What you are asked to do
Keep only those lines of the records that include the string "language".

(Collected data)
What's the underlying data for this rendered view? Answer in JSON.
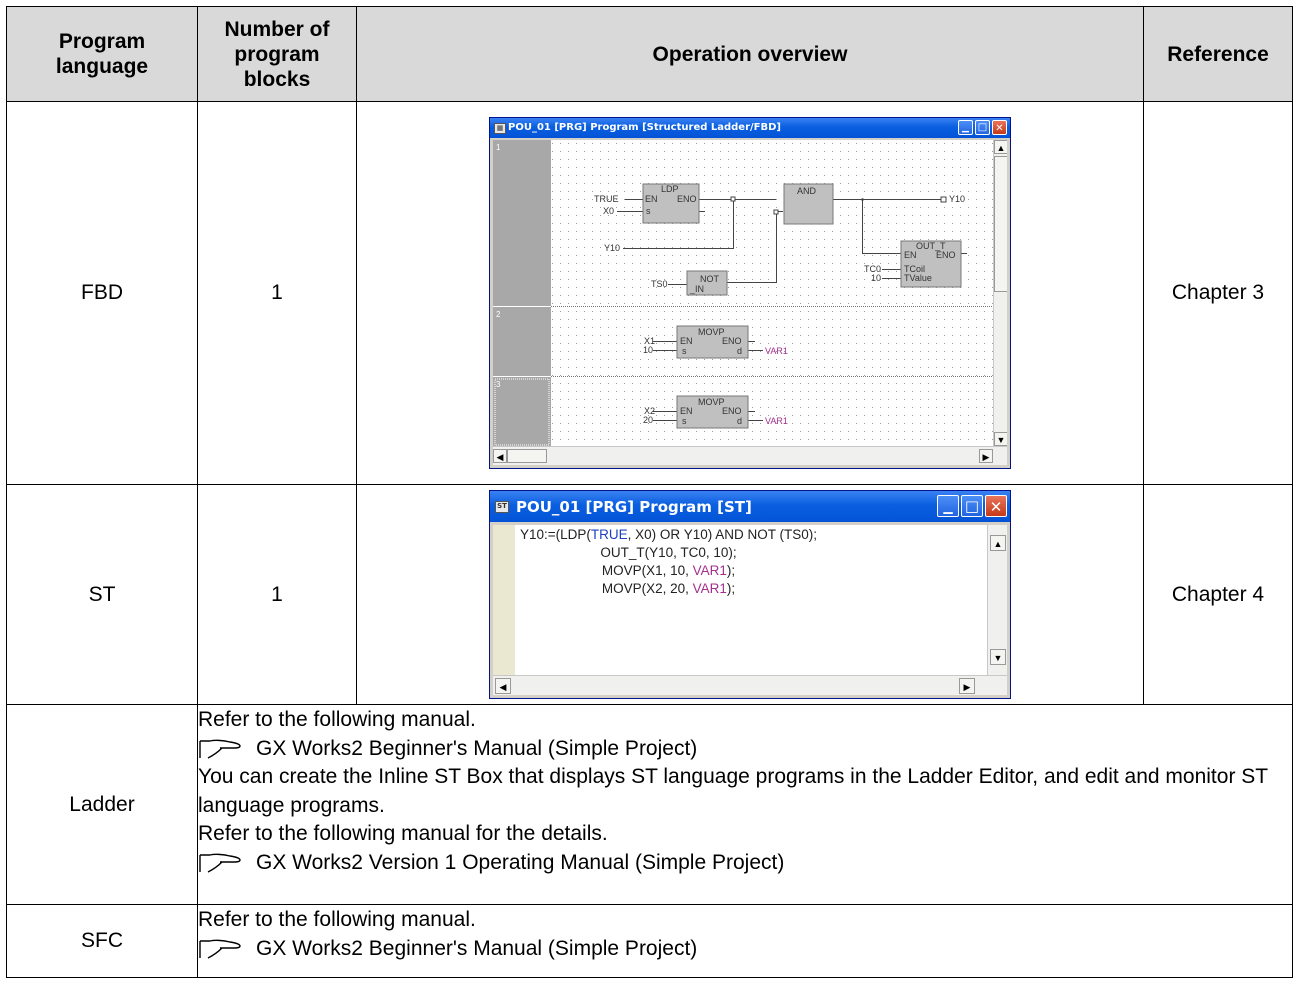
{
  "table": {
    "headers": {
      "language": "Program\nlanguage",
      "blocks": "Number of\nprogram\nblocks",
      "overview": "Operation overview",
      "reference": "Reference"
    },
    "rows": [
      {
        "language": "FBD",
        "blocks": "1",
        "reference": "Chapter 3"
      },
      {
        "language": "ST",
        "blocks": "1",
        "reference": "Chapter 4"
      },
      {
        "language": "Ladder"
      },
      {
        "language": "SFC"
      }
    ],
    "ladder_text": {
      "line1": "Refer to the following manual.",
      "ref1": "GX Works2 Beginner's Manual (Simple Project)",
      "line2": "You can create the Inline ST Box that displays ST language programs in the Ladder Editor, and edit and monitor ST language programs.",
      "line3": "Refer to the following manual for the details.",
      "ref2": "GX Works2 Version 1 Operating Manual (Simple Project)"
    },
    "sfc_text": {
      "line1": "Refer to the following manual.",
      "ref1": "GX Works2 Beginner's Manual (Simple Project)"
    }
  },
  "fbd_window": {
    "title": "POU_01 [PRG] Program [Structured Ladder/FBD]",
    "icon": "fbd-window-icon",
    "blocks": [
      "1",
      "2",
      "3"
    ],
    "labels": {
      "ldp": "LDP",
      "en": "EN",
      "eno": "ENO",
      "s": "s",
      "d": "d",
      "and": "AND",
      "not": "NOT",
      "in": "_IN",
      "out_t": "OUT_T",
      "tcoil": "TCoil",
      "tvalue": "TValue",
      "movp": "MOVP",
      "true": "TRUE",
      "x0": "X0",
      "y10": "Y10",
      "ts0": "TS0",
      "tc0": "TC0",
      "ten": "10",
      "x1": "X1",
      "x2": "X2",
      "twenty": "20",
      "var1": "VAR1"
    }
  },
  "st_window": {
    "title": "POU_01 [PRG] Program [ST]",
    "icon": "st-window-icon",
    "lines": [
      [
        "Y10:=(LDP(",
        {
          "kw": "TRUE"
        },
        ", X0) OR Y10) AND NOT (TS0);"
      ],
      [
        "OUT_T(Y10, TC0, 10);"
      ],
      [
        "MOVP(X1, 10, ",
        {
          "var": "VAR1"
        },
        ");"
      ],
      [
        "MOVP(X2, 20, ",
        {
          "var": "VAR1"
        },
        ");"
      ]
    ]
  },
  "colors": {
    "header_bg": "#d9d9d9",
    "titlebar": "#0a5fe0",
    "keyword": "#1e40c0",
    "variable": "#a3308e",
    "fbd_block": "#c0c0c0"
  }
}
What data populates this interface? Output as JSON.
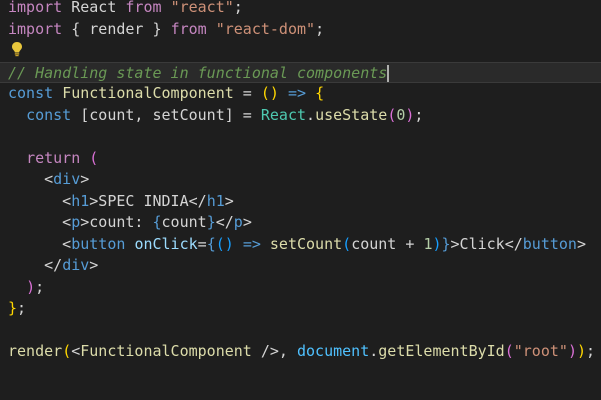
{
  "editor": {
    "lines": [
      {
        "tokens": [
          {
            "t": "import",
            "k": "keyword"
          },
          {
            "t": " React ",
            "k": "text"
          },
          {
            "t": "from",
            "k": "keyword"
          },
          {
            "t": " ",
            "k": "text"
          },
          {
            "t": "\"react\"",
            "k": "string"
          },
          {
            "t": ";",
            "k": "text"
          }
        ]
      },
      {
        "tokens": [
          {
            "t": "import",
            "k": "keyword"
          },
          {
            "t": " { render } ",
            "k": "text"
          },
          {
            "t": "from",
            "k": "keyword"
          },
          {
            "t": " ",
            "k": "text"
          },
          {
            "t": "\"react-dom\"",
            "k": "string"
          },
          {
            "t": ";",
            "k": "text"
          }
        ]
      },
      {
        "tokens": []
      },
      {
        "current": true,
        "cursor": true,
        "tokens": [
          {
            "t": "// Handling state in functional components",
            "k": "comment"
          }
        ]
      },
      {
        "tokens": [
          {
            "t": "const",
            "k": "storage"
          },
          {
            "t": " ",
            "k": "text"
          },
          {
            "t": "FunctionalComponent",
            "k": "function"
          },
          {
            "t": " = ",
            "k": "text"
          },
          {
            "t": "()",
            "k": "paren-0"
          },
          {
            "t": " ",
            "k": "text"
          },
          {
            "t": "=>",
            "k": "storage"
          },
          {
            "t": " ",
            "k": "text"
          },
          {
            "t": "{",
            "k": "paren-0"
          }
        ]
      },
      {
        "tokens": [
          {
            "t": "  ",
            "k": "text"
          },
          {
            "t": "const",
            "k": "storage"
          },
          {
            "t": " [count, setCount] = ",
            "k": "text"
          },
          {
            "t": "React",
            "k": "component"
          },
          {
            "t": ".",
            "k": "text"
          },
          {
            "t": "useState",
            "k": "function"
          },
          {
            "t": "(",
            "k": "paren-1"
          },
          {
            "t": "0",
            "k": "number"
          },
          {
            "t": ")",
            "k": "paren-1"
          },
          {
            "t": ";",
            "k": "text"
          }
        ]
      },
      {
        "tokens": []
      },
      {
        "tokens": [
          {
            "t": "  ",
            "k": "text"
          },
          {
            "t": "return",
            "k": "keyword"
          },
          {
            "t": " ",
            "k": "text"
          },
          {
            "t": "(",
            "k": "paren-1"
          }
        ]
      },
      {
        "tokens": [
          {
            "t": "    <",
            "k": "text"
          },
          {
            "t": "div",
            "k": "tag"
          },
          {
            "t": ">",
            "k": "text"
          }
        ]
      },
      {
        "tokens": [
          {
            "t": "      <",
            "k": "text"
          },
          {
            "t": "h1",
            "k": "tag"
          },
          {
            "t": ">SPEC INDIA</",
            "k": "text"
          },
          {
            "t": "h1",
            "k": "tag"
          },
          {
            "t": ">",
            "k": "text"
          }
        ]
      },
      {
        "tokens": [
          {
            "t": "      <",
            "k": "text"
          },
          {
            "t": "p",
            "k": "tag"
          },
          {
            "t": ">count: ",
            "k": "text"
          },
          {
            "t": "{",
            "k": "storage"
          },
          {
            "t": "count",
            "k": "text"
          },
          {
            "t": "}",
            "k": "storage"
          },
          {
            "t": "</",
            "k": "text"
          },
          {
            "t": "p",
            "k": "tag"
          },
          {
            "t": ">",
            "k": "text"
          }
        ]
      },
      {
        "tokens": [
          {
            "t": "      <",
            "k": "text"
          },
          {
            "t": "button",
            "k": "tag"
          },
          {
            "t": " ",
            "k": "text"
          },
          {
            "t": "onClick",
            "k": "attr"
          },
          {
            "t": "=",
            "k": "text"
          },
          {
            "t": "{",
            "k": "storage"
          },
          {
            "t": "()",
            "k": "paren-2"
          },
          {
            "t": " ",
            "k": "text"
          },
          {
            "t": "=>",
            "k": "storage"
          },
          {
            "t": " ",
            "k": "text"
          },
          {
            "t": "setCount",
            "k": "function"
          },
          {
            "t": "(",
            "k": "paren-2"
          },
          {
            "t": "count + ",
            "k": "text"
          },
          {
            "t": "1",
            "k": "number"
          },
          {
            "t": ")",
            "k": "paren-2"
          },
          {
            "t": "}",
            "k": "storage"
          },
          {
            "t": ">Click</",
            "k": "text"
          },
          {
            "t": "button",
            "k": "tag"
          },
          {
            "t": ">",
            "k": "text"
          }
        ]
      },
      {
        "tokens": [
          {
            "t": "    </",
            "k": "text"
          },
          {
            "t": "div",
            "k": "tag"
          },
          {
            "t": ">",
            "k": "text"
          }
        ]
      },
      {
        "tokens": [
          {
            "t": "  ",
            "k": "text"
          },
          {
            "t": ")",
            "k": "paren-1"
          },
          {
            "t": ";",
            "k": "text"
          }
        ]
      },
      {
        "tokens": [
          {
            "t": "}",
            "k": "paren-0"
          },
          {
            "t": ";",
            "k": "text"
          }
        ]
      },
      {
        "tokens": []
      },
      {
        "tokens": [
          {
            "t": "render",
            "k": "function"
          },
          {
            "t": "(",
            "k": "paren-0"
          },
          {
            "t": "<",
            "k": "text"
          },
          {
            "t": "FunctionalComponent",
            "k": "function"
          },
          {
            "t": " />, ",
            "k": "text"
          },
          {
            "t": "document",
            "k": "var"
          },
          {
            "t": ".",
            "k": "text"
          },
          {
            "t": "getElementById",
            "k": "function"
          },
          {
            "t": "(",
            "k": "paren-1"
          },
          {
            "t": "\"root\"",
            "k": "string"
          },
          {
            "t": ")",
            "k": "paren-1"
          },
          {
            "t": ")",
            "k": "paren-0"
          },
          {
            "t": ";",
            "k": "text"
          }
        ]
      }
    ]
  },
  "lightbulb": {
    "icon": "lightbulb-icon",
    "color": "#e8c63c"
  },
  "colors": {
    "background": "#1e1e1e",
    "current_line": "#2a2a2a",
    "keyword": "#c586c0",
    "string": "#ce9178",
    "comment": "#6a9955"
  }
}
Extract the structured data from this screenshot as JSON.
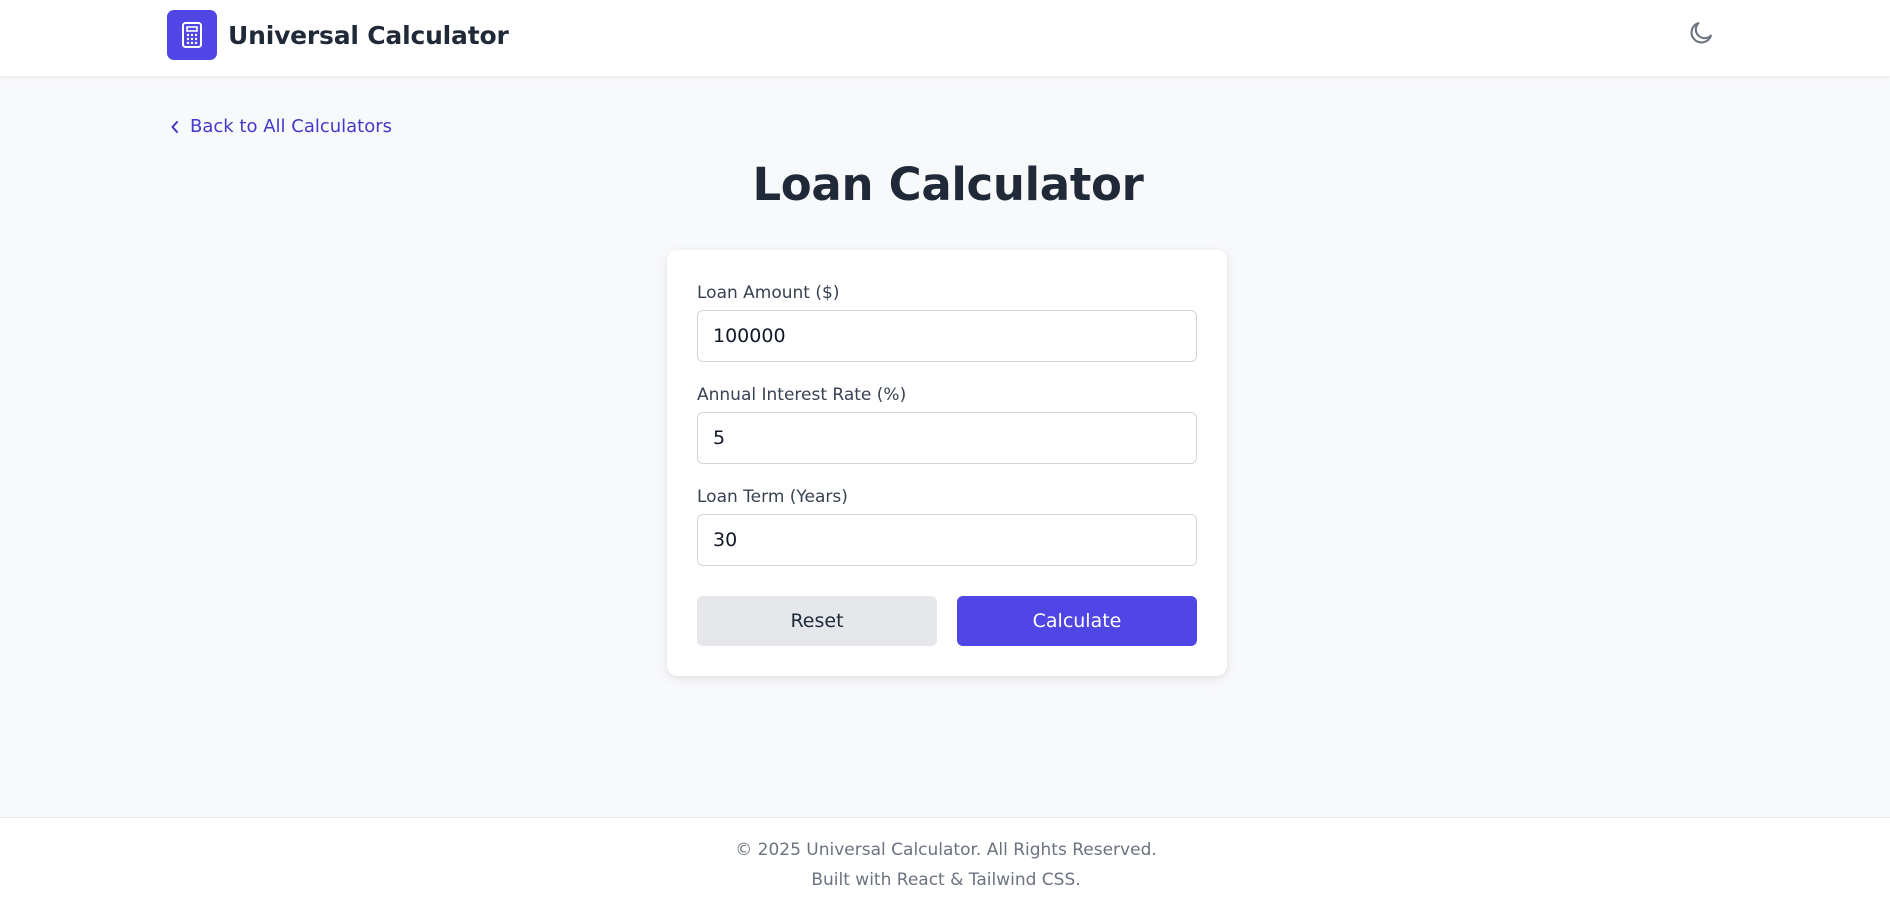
{
  "header": {
    "brand_name": "Universal Calculator",
    "logo_icon": "calculator-icon",
    "theme_icon": "moon-icon"
  },
  "nav": {
    "back_label": "Back to All Calculators",
    "back_icon": "chevron-left-icon"
  },
  "main": {
    "title": "Loan Calculator",
    "form": {
      "loan_amount_label": "Loan Amount ($)",
      "loan_amount_value": "100000",
      "interest_rate_label": "Annual Interest Rate (%)",
      "interest_rate_value": "5",
      "loan_term_label": "Loan Term (Years)",
      "loan_term_value": "30",
      "reset_label": "Reset",
      "calculate_label": "Calculate"
    }
  },
  "footer": {
    "copyright": "© 2025 Universal Calculator. All Rights Reserved.",
    "built_with": "Built with React & Tailwind CSS."
  },
  "colors": {
    "accent": "#4f46e5",
    "link": "#4338ca",
    "background": "#f8f9fb",
    "secondary_button": "#e5e7eb"
  }
}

Solution to this problem
      "language": "Program\nlanguage",
        "language": "FBD",
        "language": "ST",
        "language": "Ladder"
        "language": "SFC"
      "line2": "You can create the Inline ST Box that displays ST language programs in the Ladder Editor, and edit and monitor ST language programs.",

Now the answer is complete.